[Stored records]
####################
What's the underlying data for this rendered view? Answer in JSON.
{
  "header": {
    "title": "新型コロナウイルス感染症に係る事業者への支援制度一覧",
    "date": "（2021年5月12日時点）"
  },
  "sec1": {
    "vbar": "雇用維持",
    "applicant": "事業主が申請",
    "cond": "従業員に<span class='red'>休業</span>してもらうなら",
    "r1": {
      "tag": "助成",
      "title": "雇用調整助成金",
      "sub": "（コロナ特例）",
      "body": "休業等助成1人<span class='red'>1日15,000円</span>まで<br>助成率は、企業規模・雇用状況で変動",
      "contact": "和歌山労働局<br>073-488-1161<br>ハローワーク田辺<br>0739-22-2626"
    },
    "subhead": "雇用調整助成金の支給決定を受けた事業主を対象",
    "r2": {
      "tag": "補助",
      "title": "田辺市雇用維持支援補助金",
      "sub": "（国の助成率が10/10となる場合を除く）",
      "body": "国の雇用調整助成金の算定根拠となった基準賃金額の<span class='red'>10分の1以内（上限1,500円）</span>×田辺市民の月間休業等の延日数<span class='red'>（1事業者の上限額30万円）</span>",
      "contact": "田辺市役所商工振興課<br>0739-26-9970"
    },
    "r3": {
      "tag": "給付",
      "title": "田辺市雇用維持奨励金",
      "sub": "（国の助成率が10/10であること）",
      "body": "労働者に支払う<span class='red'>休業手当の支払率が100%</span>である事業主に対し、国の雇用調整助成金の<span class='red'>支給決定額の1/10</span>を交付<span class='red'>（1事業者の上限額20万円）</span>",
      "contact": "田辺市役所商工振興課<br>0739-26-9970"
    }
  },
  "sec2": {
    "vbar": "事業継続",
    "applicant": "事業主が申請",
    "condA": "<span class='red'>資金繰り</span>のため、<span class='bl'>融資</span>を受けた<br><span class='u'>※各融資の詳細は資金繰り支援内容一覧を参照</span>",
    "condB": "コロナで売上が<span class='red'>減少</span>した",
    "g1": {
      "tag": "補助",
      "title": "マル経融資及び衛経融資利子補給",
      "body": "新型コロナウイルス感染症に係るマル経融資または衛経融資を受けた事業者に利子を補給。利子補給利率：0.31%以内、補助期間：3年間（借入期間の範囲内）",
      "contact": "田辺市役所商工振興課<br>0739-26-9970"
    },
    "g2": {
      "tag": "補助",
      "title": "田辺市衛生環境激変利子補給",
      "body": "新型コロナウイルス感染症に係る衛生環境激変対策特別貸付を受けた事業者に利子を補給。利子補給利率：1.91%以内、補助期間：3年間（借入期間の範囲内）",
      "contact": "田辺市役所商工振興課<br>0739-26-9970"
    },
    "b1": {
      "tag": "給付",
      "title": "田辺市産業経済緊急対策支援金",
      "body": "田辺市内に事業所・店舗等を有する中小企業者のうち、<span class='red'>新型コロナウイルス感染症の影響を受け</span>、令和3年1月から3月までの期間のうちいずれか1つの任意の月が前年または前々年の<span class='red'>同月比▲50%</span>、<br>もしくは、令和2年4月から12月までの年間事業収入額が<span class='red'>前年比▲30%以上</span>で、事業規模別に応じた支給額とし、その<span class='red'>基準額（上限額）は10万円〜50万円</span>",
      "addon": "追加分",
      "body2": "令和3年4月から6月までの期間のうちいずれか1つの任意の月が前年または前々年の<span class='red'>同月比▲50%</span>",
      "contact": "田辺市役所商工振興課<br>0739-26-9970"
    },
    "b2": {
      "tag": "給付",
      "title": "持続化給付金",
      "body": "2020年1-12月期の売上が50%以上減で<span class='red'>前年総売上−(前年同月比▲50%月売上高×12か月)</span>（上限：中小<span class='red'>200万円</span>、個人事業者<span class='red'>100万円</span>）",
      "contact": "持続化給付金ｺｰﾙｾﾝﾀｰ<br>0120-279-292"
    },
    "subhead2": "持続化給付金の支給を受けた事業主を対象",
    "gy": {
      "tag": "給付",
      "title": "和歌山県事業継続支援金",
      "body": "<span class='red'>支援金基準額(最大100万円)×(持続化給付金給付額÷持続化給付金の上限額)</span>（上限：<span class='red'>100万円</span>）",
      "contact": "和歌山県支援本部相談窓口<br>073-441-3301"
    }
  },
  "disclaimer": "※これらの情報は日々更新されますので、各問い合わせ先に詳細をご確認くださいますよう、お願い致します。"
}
####################
**OBJECTIVE:** Transcribe each record exactly. Leave nothing out.

**OUTPUT:**
What's the underlying data for this rendered view? Answer in JSON.
{
  "header": {
    "title": "新型コロナウイルス感染症に係る事業者への支援制度一覧",
    "date": "（2021年5月12日時点）"
  },
  "sec1": {
    "vbar": "雇用維持",
    "applicant": "事業主が申請",
    "cond": "従業員に<span class='red'>休業</span>してもらうなら",
    "r1": {
      "tag": "助成",
      "title": "雇用調整助成金",
      "sub": "（コロナ特例）",
      "body": "休業等助成1人<span class='red'>1日15,000円</span>まで<br>助成率は、企業規模・雇用状況で変動",
      "contact": "和歌山労働局<br>073-488-1161<br>ハローワーク田辺<br>0739-22-2626"
    },
    "subhead": "雇用調整助成金の支給決定を受けた事業主を対象",
    "r2": {
      "tag": "補助",
      "title": "田辺市雇用維持支援補助金",
      "sub": "（国の助成率が10/10となる場合を除く）",
      "body": "国の雇用調整助成金の算定根拠となった基準賃金額の<span class='red'>10分の1以内（上限1,500円）</span>×田辺市民の月間休業等の延日数<span class='red'>（1事業者の上限額30万円）</span>",
      "contact": "田辺市役所商工振興課<br>0739-26-9970"
    },
    "r3": {
      "tag": "給付",
      "title": "田辺市雇用維持奨励金",
      "sub": "（国の助成率が10/10であること）",
      "body": "労働者に支払う<span class='red'>休業手当の支払率が100%</span>である事業主に対し、国の雇用調整助成金の<span class='red'>支給決定額の1/10</span>を交付<span class='red'>（1事業者の上限額20万円）</span>",
      "contact": "田辺市役所商工振興課<br>0739-26-9970"
    }
  },
  "sec2": {
    "vbar": "事業継続",
    "applicant": "事業主が申請",
    "condA": "<span class='red'>資金繰り</span>のため、<span class='bl'>融資</span>を受けた<br><span class='u'>※各融資の詳細は資金繰り支援内容一覧を参照</span>",
    "condB": "コロナで売上が<span class='red'>減少</span>した",
    "g1": {
      "tag": "補助",
      "title": "マル経融資及び衛経融資利子補給",
      "body": "新型コロナウイルス感染症に係るマル経融資または衛経融資を受けた事業者に利子を補給。利子補給利率：0.31%以内、補助期間：3年間（借入期間の範囲内）",
      "contact": "田辺市役所商工振興課<br>0739-26-9970"
    },
    "g2": {
      "tag": "補助",
      "title": "田辺市衛生環境激変利子補給",
      "body": "新型コロナウイルス感染症に係る衛生環境激変対策特別貸付を受けた事業者に利子を補給。利子補給利率：1.91%以内、補助期間：3年間（借入期間の範囲内）",
      "contact": "田辺市役所商工振興課<br>0739-26-9970"
    },
    "b1": {
      "tag": "給付",
      "title": "田辺市産業経済緊急対策支援金",
      "body": "田辺市内に事業所・店舗等を有する中小企業者のうち、<span class='red'>新型コロナウイルス感染症の影響を受け</span>、令和3年1月から3月までの期間のうちいずれか1つの任意の月が前年または前々年の<span class='red'>同月比▲50%</span>、<br>もしくは、令和2年4月から12月までの年間事業収入額が<span class='red'>前年比▲30%以上</span>で、事業規模別に応じた支給額とし、その<span class='red'>基準額（上限額）は10万円〜50万円</span>",
      "addon": "追加分",
      "body2": "令和3年4月から6月までの期間のうちいずれか1つの任意の月が前年または前々年の<span class='red'>同月比▲50%</span>",
      "contact": "田辺市役所商工振興課<br>0739-26-9970"
    },
    "b2": {
      "tag": "給付",
      "title": "持続化給付金",
      "body": "2020年1-12月期の売上が50%以上減で<span class='red'>前年総売上−(前年同月比▲50%月売上高×12か月)</span>（上限：中小<span class='red'>200万円</span>、個人事業者<span class='red'>100万円</span>）",
      "contact": "持続化給付金ｺｰﾙｾﾝﾀｰ<br>0120-279-292"
    },
    "subhead2": "持続化給付金の支給を受けた事業主を対象",
    "gy": {
      "tag": "給付",
      "title": "和歌山県事業継続支援金",
      "body": "<span class='red'>支援金基準額(最大100万円)×(持続化給付金給付額÷持続化給付金の上限額)</span>（上限：<span class='red'>100万円</span>）",
      "contact": "和歌山県支援本部相談窓口<br>073-441-3301"
    }
  },
  "disclaimer": "※これらの情報は日々更新されますので、各問い合わせ先に詳細をご確認くださいますよう、お願い致します。"
}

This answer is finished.